┌──

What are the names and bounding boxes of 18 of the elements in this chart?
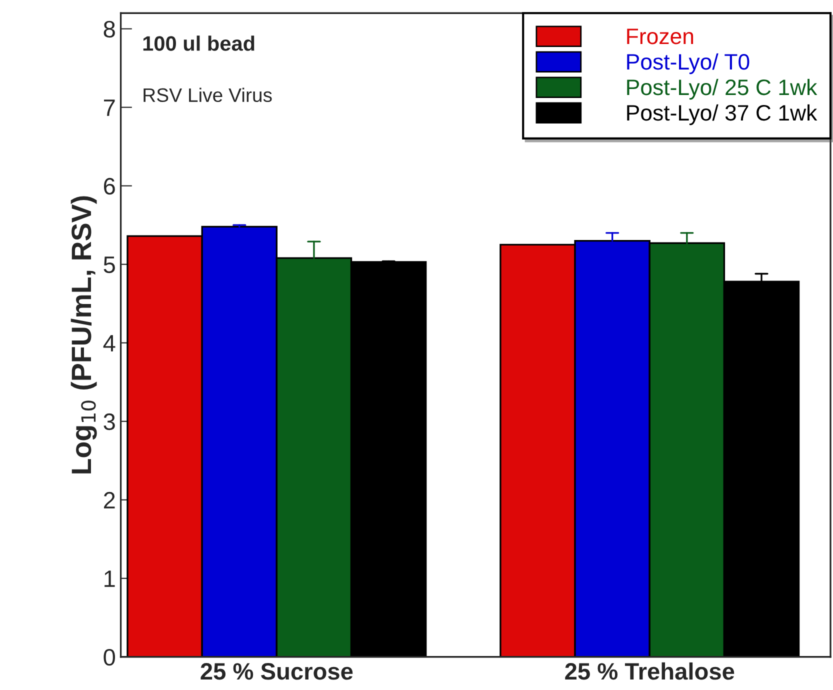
y-tick-label: 5 [104,256,115,274]
y-axis-title: Log$_{10}$ (PFU/mL, RSV) [70,196,97,474]
legend-label: Frozen [627,28,694,44]
y-tick-label: 4 [103,335,116,352]
legend-label: Post-Lyo/ 25 C 1wk [627,78,818,100]
x-tick-label: 25 % Sucrose [200,663,353,680]
y-tick-label: 6 [104,178,115,195]
legend-label: Post-Lyo/ T0 [627,53,750,74]
annotation: 100 ul bead [143,36,254,51]
y-tick-label: 3 [104,413,115,430]
y-tick-label: 0 [104,648,115,666]
x-tick-label: 25 % Trehalose [565,662,734,680]
legend-label: Post-Lyo/ 37 C 1wk [627,104,818,126]
y-tick-label: 2 [104,492,115,508]
annotation: RSV Live Virus [144,88,272,102]
y-tick-label: 1 [104,570,115,587]
y-tick-label: 7 [104,100,115,116]
y-tick-label: 8 [104,20,115,38]
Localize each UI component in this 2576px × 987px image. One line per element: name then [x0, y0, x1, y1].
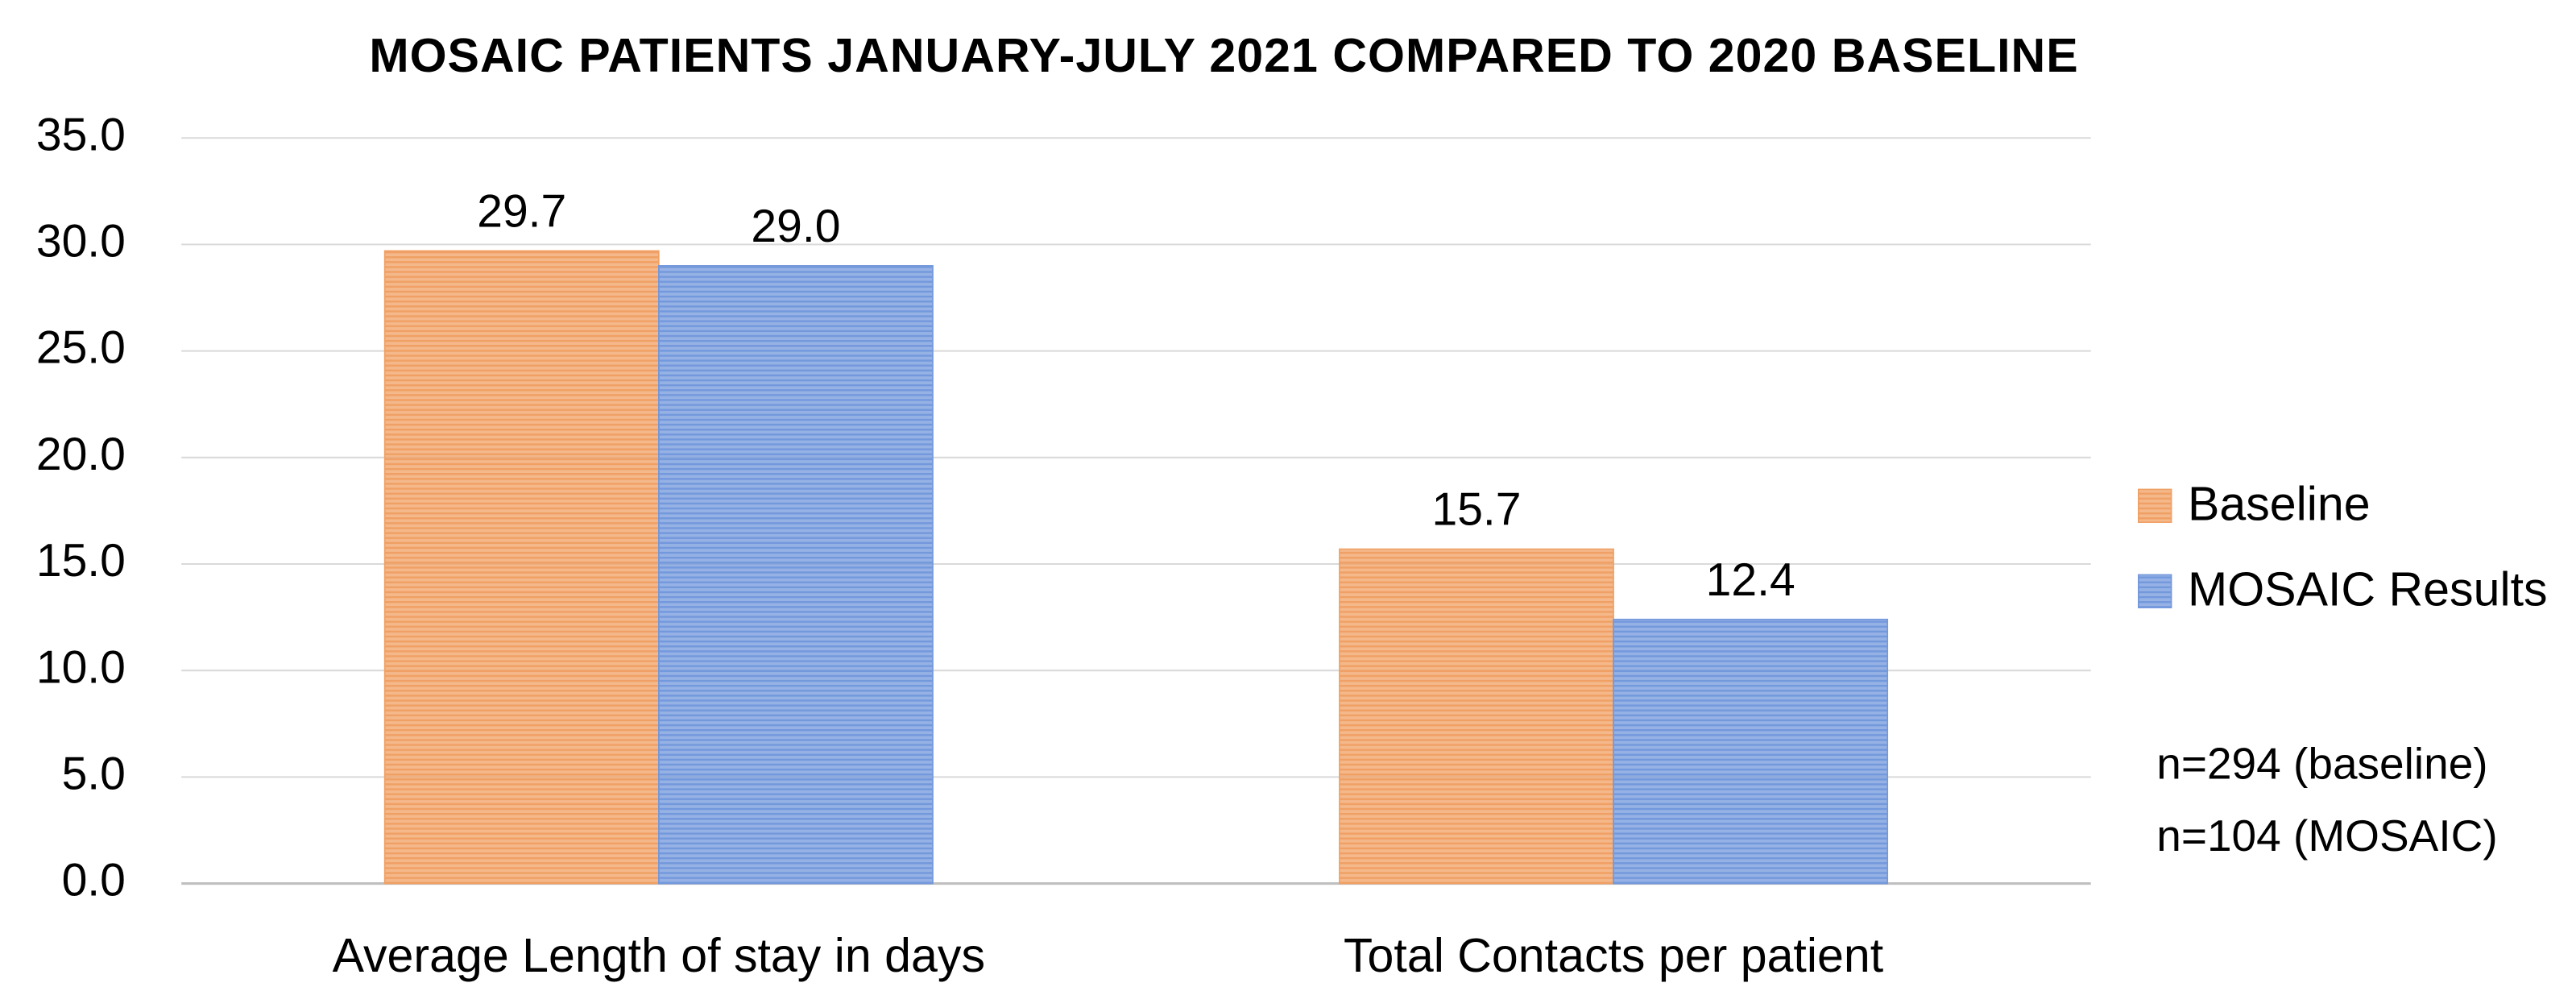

└──

* Assignment: When copying the material, leave every image behind and keep each line verbatim.

* Reply to the task:
What are the names and bounding boxes of 18 of the elements in this chart?
y-tick-label: 5 [104,256,115,274]
y-axis-title: Log$_{10}$ (PFU/mL, RSV) [70,196,97,474]
legend-label: Frozen [627,28,694,44]
y-tick-label: 4 [103,335,116,352]
legend-label: Post-Lyo/ 25 C 1wk [627,78,818,100]
x-tick-label: 25 % Sucrose [200,663,353,680]
y-tick-label: 6 [104,178,115,195]
legend-label: Post-Lyo/ T0 [627,53,750,74]
annotation: 100 ul bead [143,36,254,51]
y-tick-label: 3 [104,413,115,430]
y-tick-label: 0 [104,648,115,666]
x-tick-label: 25 % Trehalose [565,662,734,680]
legend-label: Post-Lyo/ 37 C 1wk [627,104,818,126]
y-tick-label: 2 [104,492,115,508]
annotation: RSV Live Virus [144,88,272,102]
y-tick-label: 1 [104,570,115,587]
y-tick-label: 7 [104,100,115,116]
y-tick-label: 8 [104,20,115,38]
Localize each UI component in this 2576px × 987px image. One line per element: name then [x0, y0, x1, y1].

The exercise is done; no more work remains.